DIRECTIVE: Drop every picture and give the entries back exactly.

DATA PROVIDED:
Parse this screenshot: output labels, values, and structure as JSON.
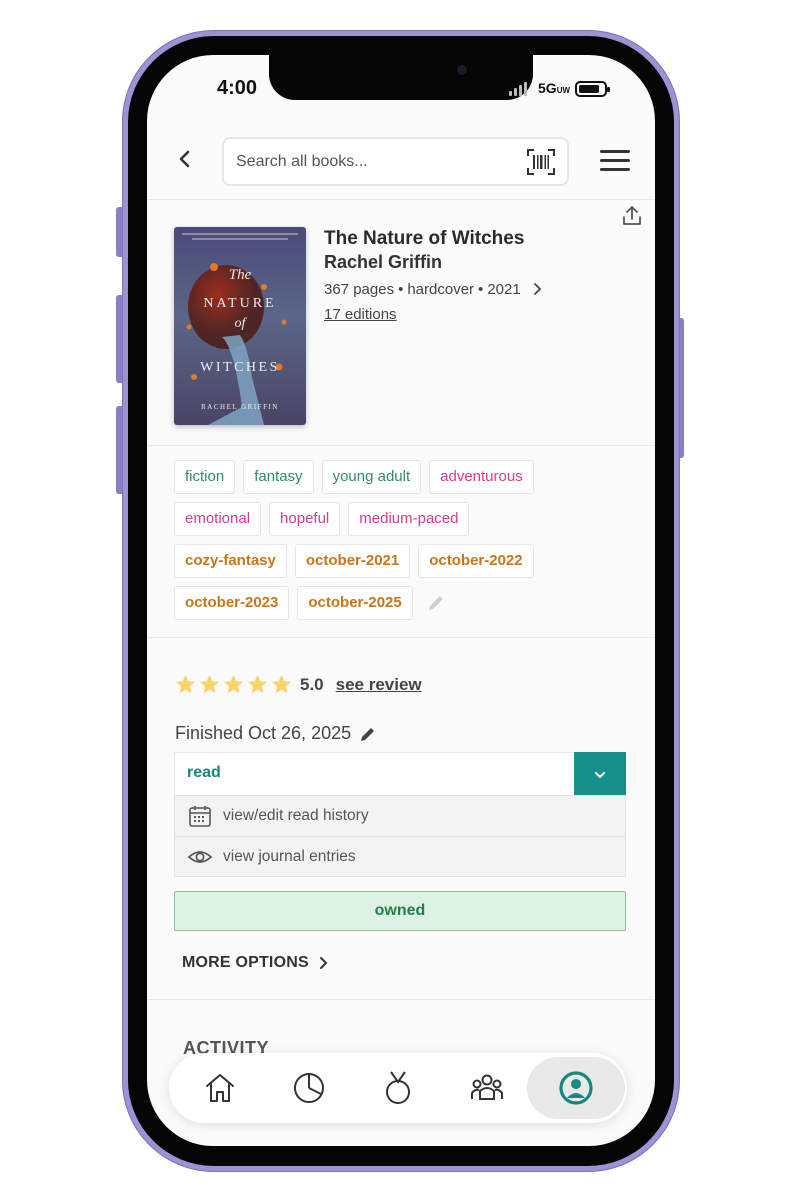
{
  "status_bar": {
    "time": "4:00",
    "network": "5G",
    "network_suffix": "UW",
    "battery_level": 0.85
  },
  "header": {
    "search_placeholder": "Search all books..."
  },
  "book": {
    "title": "The Nature of Witches",
    "author": "Rachel Griffin",
    "pages": "367 pages",
    "format": "hardcover",
    "year": "2021",
    "editions": "17 editions",
    "cover": {
      "title_line1": "The",
      "title_line2": "NATURE",
      "title_line3": "of",
      "title_line4": "WITCHES",
      "author": "RACHEL GRIFFIN"
    }
  },
  "tags": {
    "genres": [
      "fiction",
      "fantasy",
      "young adult"
    ],
    "moods": [
      "adventurous",
      "emotional",
      "hopeful",
      "medium-paced"
    ],
    "custom": [
      "cozy-fantasy",
      "october-2021",
      "october-2022",
      "october-2023",
      "october-2025"
    ]
  },
  "rating": {
    "stars": 5,
    "value": "5.0",
    "review_link": "see review"
  },
  "reading": {
    "finished": "Finished Oct 26, 2025",
    "status": "read",
    "menu": [
      "view/edit read history",
      "view journal entries"
    ],
    "owned_label": "owned",
    "more_options": "MORE OPTIONS"
  },
  "activity": {
    "label": "ACTIVITY"
  },
  "nav": {
    "items": [
      "home-icon",
      "stats-icon",
      "challenges-icon",
      "community-icon",
      "profile-icon"
    ],
    "active": "profile-icon"
  },
  "colors": {
    "frame": "#9d92d4",
    "genre": "#2e8b6f",
    "mood": "#d63b8f",
    "custom": "#c9761a",
    "accent": "#18908a",
    "owned_bg": "#dcf3e4",
    "star": "#f7d36b"
  }
}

SOLUTION TO THIS EXERCISE:
Parse this screenshot: output labels, values, and structure as JSON.
{
  "status_bar": {
    "time": "4:00",
    "network": "5G",
    "network_suffix": "UW",
    "battery_level": 0.85
  },
  "header": {
    "search_placeholder": "Search all books..."
  },
  "book": {
    "title": "The Nature of Witches",
    "author": "Rachel Griffin",
    "pages": "367 pages",
    "format": "hardcover",
    "year": "2021",
    "editions": "17 editions",
    "cover": {
      "title_line1": "The",
      "title_line2": "NATURE",
      "title_line3": "of",
      "title_line4": "WITCHES",
      "author": "RACHEL GRIFFIN"
    }
  },
  "tags": {
    "genres": [
      "fiction",
      "fantasy",
      "young adult"
    ],
    "moods": [
      "adventurous",
      "emotional",
      "hopeful",
      "medium-paced"
    ],
    "custom": [
      "cozy-fantasy",
      "october-2021",
      "october-2022",
      "october-2023",
      "october-2025"
    ]
  },
  "rating": {
    "stars": 5,
    "value": "5.0",
    "review_link": "see review"
  },
  "reading": {
    "finished": "Finished Oct 26, 2025",
    "status": "read",
    "menu": [
      "view/edit read history",
      "view journal entries"
    ],
    "owned_label": "owned",
    "more_options": "MORE OPTIONS"
  },
  "activity": {
    "label": "ACTIVITY"
  },
  "nav": {
    "items": [
      "home-icon",
      "stats-icon",
      "challenges-icon",
      "community-icon",
      "profile-icon"
    ],
    "active": "profile-icon"
  },
  "colors": {
    "frame": "#9d92d4",
    "genre": "#2e8b6f",
    "mood": "#d63b8f",
    "custom": "#c9761a",
    "accent": "#18908a",
    "owned_bg": "#dcf3e4",
    "star": "#f7d36b"
  }
}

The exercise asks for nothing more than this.